> **Raw data**
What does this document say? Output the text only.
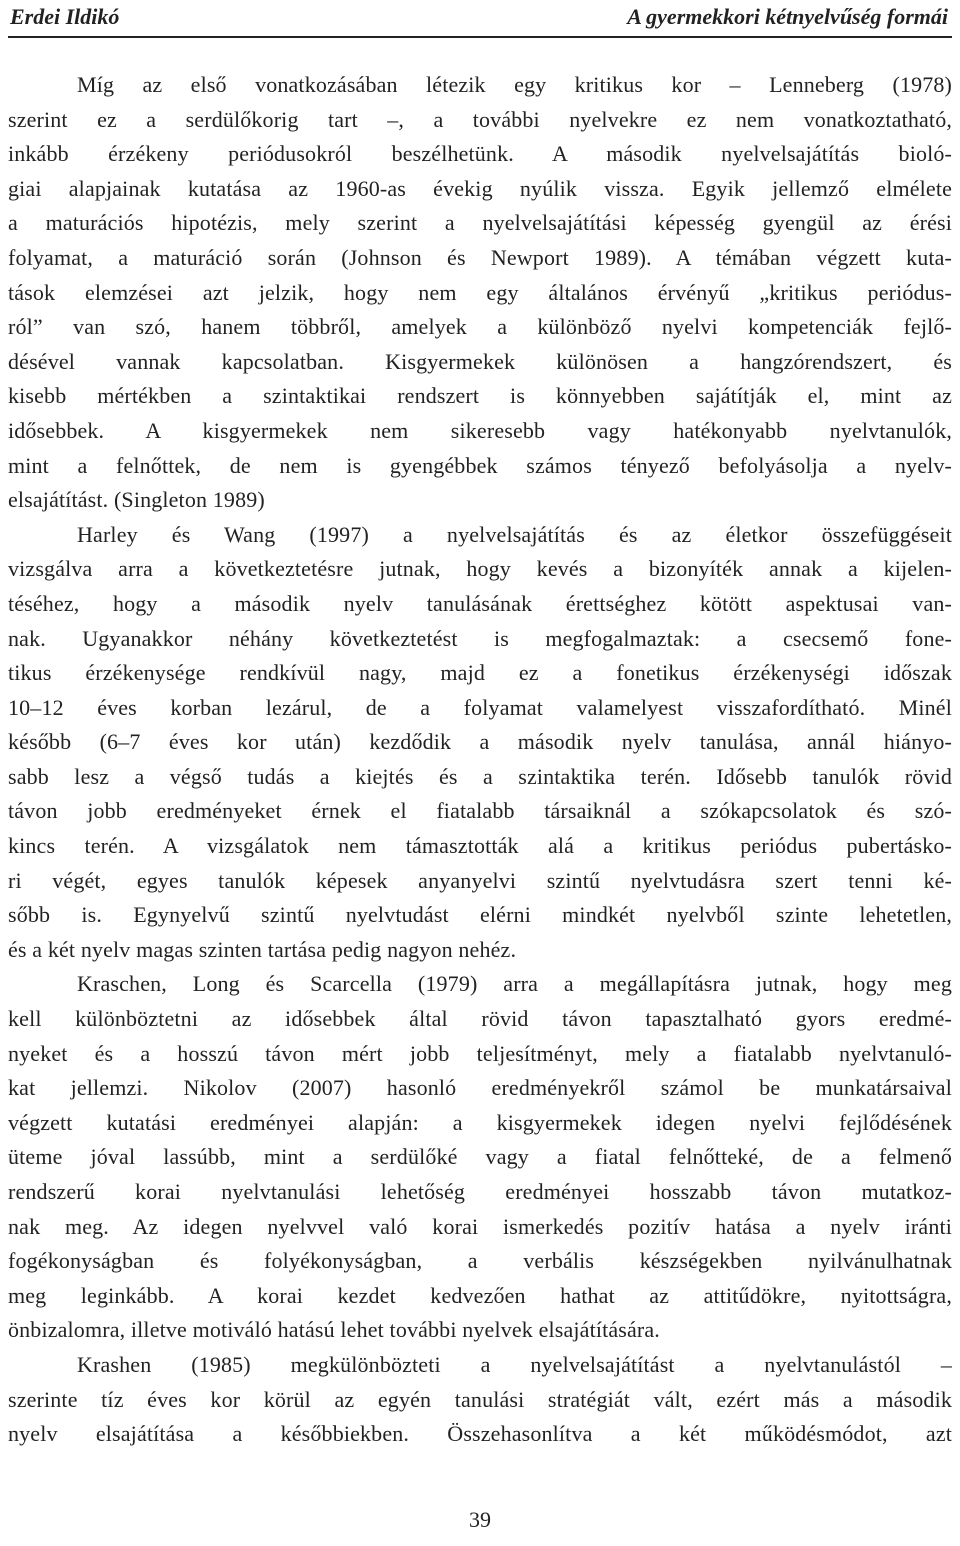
Erdei Ildikó	A gyermekkori kétnyelvűség formái
Míg az első vonatkozásában létezik egy kritikus kor – Lenneberg (1978)
szerint ez a serdülőkorig tart –, a további nyelvekre ez nem vonatkoztatható,
inkább érzékeny periódusokról beszélhetünk. A második nyelvelsajátítás bioló-
giai alapjainak kutatása az 1960-as évekig nyúlik vissza. Egyik jellemző elmélete
a maturációs hipotézis, mely szerint a nyelvelsajátítási képesség gyengül az érési
folyamat, a maturáció során (Johnson és Newport 1989). A témában végzett kuta-
tások elemzései azt jelzik, hogy nem egy általános érvényű „kritikus periódus-
ról” van szó, hanem többről, amelyek a különböző nyelvi kompetenciák fejlő-
désével vannak kapcsolatban. Kisgyermekek különösen a hangzórendszert, és
kisebb mértékben a szintaktikai rendszert is könnyebben sajátítják el, mint az
idősebbek. A kisgyermekek nem sikeresebb vagy hatékonyabb nyelvtanulók,
mint a felnőttek, de nem is gyengébbek számos tényező befolyásolja a nyelv-
elsajátítást. (Singleton 1989)
Harley és Wang (1997) a nyelvelsajátítás és az életkor összefüggéseit
vizsgálva arra a következtetésre jutnak, hogy kevés a bizonyíték annak a kijelen-
téséhez, hogy a második nyelv tanulásának érettséghez kötött aspektusai van-
nak. Ugyanakkor néhány következtetést is megfogalmaztak: a csecsemő fone-
tikus érzékenysége rendkívül nagy, majd ez a fonetikus érzékenységi időszak
10–12 éves korban lezárul, de a folyamat valamelyest visszafordítható. Minél
később (6–7 éves kor után) kezdődik a második nyelv tanulása, annál hiányo-
sabb lesz a végső tudás a kiejtés és a szintaktika terén. Idősebb tanulók rövid
távon jobb eredményeket érnek el fiatalabb társaiknál a szókapcsolatok és szó-
kincs terén. A vizsgálatok nem támasztották alá a kritikus periódus pubertásko-
ri végét, egyes tanulók képesek anyanyelvi szintű nyelvtudásra szert tenni ké-
sőbb is. Egynyelvű szintű nyelvtudást elérni mindkét nyelvből szinte lehetetlen,
és a két nyelv magas szinten tartása pedig nagyon nehéz.
Kraschen, Long és Scarcella (1979) arra a megállapításra jutnak, hogy meg
kell különböztetni az idősebbek által rövid távon tapasztalható gyors eredmé-
nyeket és a hosszú távon mért jobb teljesítményt, mely a fiatalabb nyelvtanuló-
kat jellemzi. Nikolov (2007) hasonló eredményekről számol be munkatársaival
végzett kutatási eredményei alapján: a kisgyermekek idegen nyelvi fejlődésének
üteme jóval lassúbb, mint a serdülőké vagy a fiatal felnőtteké, de a felmenő
rendszerű korai nyelvtanulási lehetőség eredményei hosszabb távon mutatkoz-
nak meg. Az idegen nyelvvel való korai ismerkedés pozitív hatása a nyelv iránti
fogékonyságban és folyékonyságban, a verbális készségekben nyilvánulhatnak
meg leginkább. A korai kezdet kedvezően hathat az attitűdökre, nyitottságra,
önbizalomra, illetve motiváló hatású lehet további nyelvek elsajátítására.
Krashen (1985) megkülönbözteti a nyelvelsajátítást a nyelvtanulástól –
szerinte tíz éves kor körül az egyén tanulási stratégiát vált, ezért más a második
nyelv elsajátítása a későbbiekben. Összehasonlítva a két működésmódot, azt
39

> **What you will do**
Output the material word for word, omitting its pictures.

> **Reply to the exercise**
What does this document say? Output the text only.
Erdei Ildikó	A gyermekkori kétnyelvűség formái
Míg az első vonatkozásában létezik egy kritikus kor – Lenneberg (1978)
szerint ez a serdülőkorig tart –, a további nyelvekre ez nem vonatkoztatható,
inkább érzékeny periódusokról beszélhetünk. A második nyelvelsajátítás bioló-
giai alapjainak kutatása az 1960-as évekig nyúlik vissza. Egyik jellemző elmélete
a maturációs hipotézis, mely szerint a nyelvelsajátítási képesség gyengül az érési
folyamat, a maturáció során (Johnson és Newport 1989). A témában végzett kuta-
tások elemzései azt jelzik, hogy nem egy általános érvényű „kritikus periódus-
ról” van szó, hanem többről, amelyek a különböző nyelvi kompetenciák fejlő-
désével vannak kapcsolatban. Kisgyermekek különösen a hangzórendszert, és
kisebb mértékben a szintaktikai rendszert is könnyebben sajátítják el, mint az
idősebbek. A kisgyermekek nem sikeresebb vagy hatékonyabb nyelvtanulók,
mint a felnőttek, de nem is gyengébbek számos tényező befolyásolja a nyelv-
elsajátítást. (Singleton 1989)
Harley és Wang (1997) a nyelvelsajátítás és az életkor összefüggéseit
vizsgálva arra a következtetésre jutnak, hogy kevés a bizonyíték annak a kijelen-
téséhez, hogy a második nyelv tanulásának érettséghez kötött aspektusai van-
nak. Ugyanakkor néhány következtetést is megfogalmaztak: a csecsemő fone-
tikus érzékenysége rendkívül nagy, majd ez a fonetikus érzékenységi időszak
10–12 éves korban lezárul, de a folyamat valamelyest visszafordítható. Minél
később (6–7 éves kor után) kezdődik a második nyelv tanulása, annál hiányo-
sabb lesz a végső tudás a kiejtés és a szintaktika terén. Idősebb tanulók rövid
távon jobb eredményeket érnek el fiatalabb társaiknál a szókapcsolatok és szó-
kincs terén. A vizsgálatok nem támasztották alá a kritikus periódus pubertásko-
ri végét, egyes tanulók képesek anyanyelvi szintű nyelvtudásra szert tenni ké-
sőbb is. Egynyelvű szintű nyelvtudást elérni mindkét nyelvből szinte lehetetlen,
és a két nyelv magas szinten tartása pedig nagyon nehéz.
Kraschen, Long és Scarcella (1979) arra a megállapításra jutnak, hogy meg
kell különböztetni az idősebbek által rövid távon tapasztalható gyors eredmé-
nyeket és a hosszú távon mért jobb teljesítményt, mely a fiatalabb nyelvtanuló-
kat jellemzi. Nikolov (2007) hasonló eredményekről számol be munkatársaival
végzett kutatási eredményei alapján: a kisgyermekek idegen nyelvi fejlődésének
üteme jóval lassúbb, mint a serdülőké vagy a fiatal felnőtteké, de a felmenő
rendszerű korai nyelvtanulási lehetőség eredményei hosszabb távon mutatkoz-
nak meg. Az idegen nyelvvel való korai ismerkedés pozitív hatása a nyelv iránti
fogékonyságban és folyékonyságban, a verbális készségekben nyilvánulhatnak
meg leginkább. A korai kezdet kedvezően hathat az attitűdökre, nyitottságra,
önbizalomra, illetve motiváló hatású lehet további nyelvek elsajátítására.
Krashen (1985) megkülönbözteti a nyelvelsajátítást a nyelvtanulástól –
szerinte tíz éves kor körül az egyén tanulási stratégiát vált, ezért más a második
nyelv elsajátítása a későbbiekben. Összehasonlítva a két működésmódot, azt
39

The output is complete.